─── Supplied data ───

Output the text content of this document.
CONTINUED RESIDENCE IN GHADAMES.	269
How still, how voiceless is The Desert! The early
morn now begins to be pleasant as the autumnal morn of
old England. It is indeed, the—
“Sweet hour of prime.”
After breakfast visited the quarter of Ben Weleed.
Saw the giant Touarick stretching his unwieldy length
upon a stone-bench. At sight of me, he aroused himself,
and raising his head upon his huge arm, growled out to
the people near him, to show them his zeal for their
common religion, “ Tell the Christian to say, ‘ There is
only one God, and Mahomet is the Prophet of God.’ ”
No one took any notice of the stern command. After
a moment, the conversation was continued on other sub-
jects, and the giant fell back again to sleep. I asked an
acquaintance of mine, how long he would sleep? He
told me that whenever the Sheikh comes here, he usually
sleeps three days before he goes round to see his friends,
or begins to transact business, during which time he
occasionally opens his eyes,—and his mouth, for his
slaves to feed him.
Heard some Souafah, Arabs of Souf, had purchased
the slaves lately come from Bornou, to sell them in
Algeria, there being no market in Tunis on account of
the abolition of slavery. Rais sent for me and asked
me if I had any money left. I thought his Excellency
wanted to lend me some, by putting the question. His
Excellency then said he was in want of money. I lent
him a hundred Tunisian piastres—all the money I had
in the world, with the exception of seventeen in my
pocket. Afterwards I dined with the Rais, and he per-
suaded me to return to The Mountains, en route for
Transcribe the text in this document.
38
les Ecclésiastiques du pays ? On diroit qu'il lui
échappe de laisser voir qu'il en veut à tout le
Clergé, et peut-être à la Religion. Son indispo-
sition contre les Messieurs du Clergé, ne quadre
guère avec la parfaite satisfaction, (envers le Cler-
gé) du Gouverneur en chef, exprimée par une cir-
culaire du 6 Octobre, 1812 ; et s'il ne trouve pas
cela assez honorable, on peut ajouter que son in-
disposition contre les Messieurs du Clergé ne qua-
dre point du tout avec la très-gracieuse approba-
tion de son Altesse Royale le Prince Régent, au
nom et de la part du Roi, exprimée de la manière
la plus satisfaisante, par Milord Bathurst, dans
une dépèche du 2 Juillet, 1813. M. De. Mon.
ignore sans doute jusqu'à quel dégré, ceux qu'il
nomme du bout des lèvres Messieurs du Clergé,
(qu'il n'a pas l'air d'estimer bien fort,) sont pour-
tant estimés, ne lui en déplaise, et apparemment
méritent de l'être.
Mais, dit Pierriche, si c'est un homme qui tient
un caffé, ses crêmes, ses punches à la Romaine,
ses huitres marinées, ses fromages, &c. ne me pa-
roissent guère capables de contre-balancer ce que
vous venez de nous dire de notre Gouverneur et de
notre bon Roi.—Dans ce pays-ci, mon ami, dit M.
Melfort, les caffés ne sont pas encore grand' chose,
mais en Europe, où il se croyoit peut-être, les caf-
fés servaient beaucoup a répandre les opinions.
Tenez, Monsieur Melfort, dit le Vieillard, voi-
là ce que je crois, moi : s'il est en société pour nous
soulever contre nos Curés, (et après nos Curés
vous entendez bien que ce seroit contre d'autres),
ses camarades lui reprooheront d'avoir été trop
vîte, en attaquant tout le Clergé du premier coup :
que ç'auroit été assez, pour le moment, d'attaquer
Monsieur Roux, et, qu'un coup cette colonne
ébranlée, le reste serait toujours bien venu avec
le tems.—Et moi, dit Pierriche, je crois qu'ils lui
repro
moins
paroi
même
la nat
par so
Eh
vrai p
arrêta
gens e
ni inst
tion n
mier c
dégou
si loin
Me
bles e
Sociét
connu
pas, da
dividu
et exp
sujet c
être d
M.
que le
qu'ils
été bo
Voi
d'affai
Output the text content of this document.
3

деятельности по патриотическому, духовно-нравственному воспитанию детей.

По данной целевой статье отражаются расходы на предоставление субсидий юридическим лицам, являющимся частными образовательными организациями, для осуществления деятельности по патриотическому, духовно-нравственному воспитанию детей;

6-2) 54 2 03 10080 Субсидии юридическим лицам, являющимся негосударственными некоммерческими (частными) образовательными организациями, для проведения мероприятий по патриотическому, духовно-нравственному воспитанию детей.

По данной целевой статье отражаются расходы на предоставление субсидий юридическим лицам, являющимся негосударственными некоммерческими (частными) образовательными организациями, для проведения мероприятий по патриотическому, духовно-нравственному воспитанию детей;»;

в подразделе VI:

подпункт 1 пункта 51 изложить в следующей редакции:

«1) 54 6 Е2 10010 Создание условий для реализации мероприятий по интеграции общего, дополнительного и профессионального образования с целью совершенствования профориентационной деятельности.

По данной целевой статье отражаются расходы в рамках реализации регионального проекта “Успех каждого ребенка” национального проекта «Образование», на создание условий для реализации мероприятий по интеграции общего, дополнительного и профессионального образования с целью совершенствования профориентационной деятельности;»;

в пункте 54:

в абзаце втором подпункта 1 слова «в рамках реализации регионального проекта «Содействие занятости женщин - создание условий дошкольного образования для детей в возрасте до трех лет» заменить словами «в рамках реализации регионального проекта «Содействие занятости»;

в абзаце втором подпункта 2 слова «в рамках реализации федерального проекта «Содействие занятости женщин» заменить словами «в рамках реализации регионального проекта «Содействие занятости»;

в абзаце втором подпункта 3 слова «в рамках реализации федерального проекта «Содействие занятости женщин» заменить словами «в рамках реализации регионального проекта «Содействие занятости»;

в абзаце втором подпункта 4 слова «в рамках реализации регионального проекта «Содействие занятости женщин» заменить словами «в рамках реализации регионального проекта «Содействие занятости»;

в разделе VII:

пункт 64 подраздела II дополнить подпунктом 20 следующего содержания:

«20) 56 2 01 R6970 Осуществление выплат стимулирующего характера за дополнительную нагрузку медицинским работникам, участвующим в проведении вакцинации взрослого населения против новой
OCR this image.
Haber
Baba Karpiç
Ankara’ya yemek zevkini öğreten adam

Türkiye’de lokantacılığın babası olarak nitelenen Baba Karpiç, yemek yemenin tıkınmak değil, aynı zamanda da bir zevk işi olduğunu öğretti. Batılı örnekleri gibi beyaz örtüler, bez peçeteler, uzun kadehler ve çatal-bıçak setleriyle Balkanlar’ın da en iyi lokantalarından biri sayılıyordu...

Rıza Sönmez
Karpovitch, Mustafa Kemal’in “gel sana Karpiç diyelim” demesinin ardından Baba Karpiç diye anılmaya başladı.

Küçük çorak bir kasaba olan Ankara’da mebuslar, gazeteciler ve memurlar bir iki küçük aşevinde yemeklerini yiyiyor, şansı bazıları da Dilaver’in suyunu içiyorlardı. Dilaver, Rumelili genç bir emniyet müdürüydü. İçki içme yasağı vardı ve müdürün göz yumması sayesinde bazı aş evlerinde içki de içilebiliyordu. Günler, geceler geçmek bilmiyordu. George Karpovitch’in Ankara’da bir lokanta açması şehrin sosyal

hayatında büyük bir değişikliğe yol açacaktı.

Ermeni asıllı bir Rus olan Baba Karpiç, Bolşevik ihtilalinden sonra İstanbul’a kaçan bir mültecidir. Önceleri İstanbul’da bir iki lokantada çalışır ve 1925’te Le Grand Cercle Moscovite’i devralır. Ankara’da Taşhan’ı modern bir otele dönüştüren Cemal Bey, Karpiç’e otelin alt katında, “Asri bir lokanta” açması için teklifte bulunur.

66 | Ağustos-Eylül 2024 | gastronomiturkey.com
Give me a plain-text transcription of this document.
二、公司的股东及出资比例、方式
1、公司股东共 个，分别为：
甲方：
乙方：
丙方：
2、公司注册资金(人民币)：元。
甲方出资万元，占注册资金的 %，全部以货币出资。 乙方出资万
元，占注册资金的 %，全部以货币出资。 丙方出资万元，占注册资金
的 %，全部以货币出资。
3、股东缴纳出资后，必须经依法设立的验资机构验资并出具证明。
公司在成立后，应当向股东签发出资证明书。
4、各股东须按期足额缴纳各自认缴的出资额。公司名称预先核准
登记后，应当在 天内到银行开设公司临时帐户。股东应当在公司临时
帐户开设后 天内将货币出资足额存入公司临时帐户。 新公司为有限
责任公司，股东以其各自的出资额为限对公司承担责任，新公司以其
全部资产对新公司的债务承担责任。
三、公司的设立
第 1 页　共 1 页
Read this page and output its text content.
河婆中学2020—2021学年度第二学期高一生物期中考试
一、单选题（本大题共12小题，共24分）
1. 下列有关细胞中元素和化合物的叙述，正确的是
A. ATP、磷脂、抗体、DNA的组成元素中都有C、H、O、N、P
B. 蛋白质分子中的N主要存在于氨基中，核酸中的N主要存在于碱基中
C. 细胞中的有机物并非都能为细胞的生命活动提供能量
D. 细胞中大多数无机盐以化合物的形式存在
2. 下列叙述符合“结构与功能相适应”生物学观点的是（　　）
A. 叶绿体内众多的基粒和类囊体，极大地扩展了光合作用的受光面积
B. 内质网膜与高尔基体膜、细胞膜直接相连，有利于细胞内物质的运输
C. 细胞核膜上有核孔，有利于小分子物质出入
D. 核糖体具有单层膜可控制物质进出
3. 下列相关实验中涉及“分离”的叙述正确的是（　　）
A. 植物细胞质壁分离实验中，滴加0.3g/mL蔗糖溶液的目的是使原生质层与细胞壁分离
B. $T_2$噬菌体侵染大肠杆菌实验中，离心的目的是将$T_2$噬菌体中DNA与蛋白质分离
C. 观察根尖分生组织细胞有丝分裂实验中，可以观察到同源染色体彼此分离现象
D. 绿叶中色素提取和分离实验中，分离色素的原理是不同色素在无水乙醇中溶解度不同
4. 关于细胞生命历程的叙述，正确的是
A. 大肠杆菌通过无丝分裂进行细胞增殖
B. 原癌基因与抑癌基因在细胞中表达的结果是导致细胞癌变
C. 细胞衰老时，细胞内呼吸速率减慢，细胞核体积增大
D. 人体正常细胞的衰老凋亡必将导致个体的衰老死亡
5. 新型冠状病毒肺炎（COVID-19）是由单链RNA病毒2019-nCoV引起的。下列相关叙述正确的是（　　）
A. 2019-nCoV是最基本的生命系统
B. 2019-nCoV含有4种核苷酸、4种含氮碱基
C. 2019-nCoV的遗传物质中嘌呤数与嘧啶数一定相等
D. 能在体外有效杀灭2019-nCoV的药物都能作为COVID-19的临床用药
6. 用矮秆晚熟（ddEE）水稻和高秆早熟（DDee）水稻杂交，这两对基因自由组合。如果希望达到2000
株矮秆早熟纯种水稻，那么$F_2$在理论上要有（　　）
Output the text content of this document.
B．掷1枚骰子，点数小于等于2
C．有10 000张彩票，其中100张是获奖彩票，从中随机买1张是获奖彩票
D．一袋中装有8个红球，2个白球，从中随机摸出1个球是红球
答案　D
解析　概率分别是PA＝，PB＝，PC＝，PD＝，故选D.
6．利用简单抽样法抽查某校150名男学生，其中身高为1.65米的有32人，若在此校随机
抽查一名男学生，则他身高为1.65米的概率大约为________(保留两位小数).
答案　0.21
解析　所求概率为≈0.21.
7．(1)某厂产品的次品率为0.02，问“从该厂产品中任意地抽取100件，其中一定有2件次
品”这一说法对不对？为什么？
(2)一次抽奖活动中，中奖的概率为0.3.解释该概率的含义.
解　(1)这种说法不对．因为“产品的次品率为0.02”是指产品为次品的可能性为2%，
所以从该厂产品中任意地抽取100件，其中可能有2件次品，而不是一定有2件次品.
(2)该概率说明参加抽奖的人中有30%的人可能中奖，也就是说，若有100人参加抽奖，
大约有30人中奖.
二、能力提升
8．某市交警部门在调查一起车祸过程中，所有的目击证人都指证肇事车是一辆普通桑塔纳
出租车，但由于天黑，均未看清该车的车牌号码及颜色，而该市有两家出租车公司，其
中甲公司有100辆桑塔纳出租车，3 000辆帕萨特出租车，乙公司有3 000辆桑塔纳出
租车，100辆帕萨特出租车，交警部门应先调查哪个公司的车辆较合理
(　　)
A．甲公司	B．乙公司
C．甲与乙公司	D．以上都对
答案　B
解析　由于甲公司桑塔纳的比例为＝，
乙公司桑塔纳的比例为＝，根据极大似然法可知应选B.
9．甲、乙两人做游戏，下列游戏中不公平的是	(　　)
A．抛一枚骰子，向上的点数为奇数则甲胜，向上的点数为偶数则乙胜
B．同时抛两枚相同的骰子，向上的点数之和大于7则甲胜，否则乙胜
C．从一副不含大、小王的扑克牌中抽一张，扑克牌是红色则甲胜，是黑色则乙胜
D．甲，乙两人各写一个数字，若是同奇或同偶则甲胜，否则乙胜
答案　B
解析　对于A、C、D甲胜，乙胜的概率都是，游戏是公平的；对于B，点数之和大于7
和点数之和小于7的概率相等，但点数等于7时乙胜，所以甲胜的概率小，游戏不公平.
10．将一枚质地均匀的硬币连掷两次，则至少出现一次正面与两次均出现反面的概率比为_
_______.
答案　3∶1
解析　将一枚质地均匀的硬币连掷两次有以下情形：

───

Problem statement: Copy out every line of the data that includes "абзаце".

Solution to this task:
в абзаце втором подпункта 1 слова «в рамках реализации регионального проекта «Содействие занятости женщин - создание условий дошкольного образования для детей в возрасте до трех лет» заменить словами «в рамках реализации регионального проекта «Содействие занятости»;
в абзаце втором подпункта 2 слова «в рамках реализации федерального проекта «Содействие занятости женщин» заменить словами «в рамках реализации регионального проекта «Содействие занятости»;
в абзаце втором подпункта 3 слова «в рамках реализации федерального проекта «Содействие занятости женщин» заменить словами «в рамках реализации регионального проекта «Содействие занятости»;
в абзаце втором подпункта 4 слова «в рамках реализации регионального проекта «Содействие занятости женщин» заменить словами «в рамках реализации регионального проекта «Содействие занятости»;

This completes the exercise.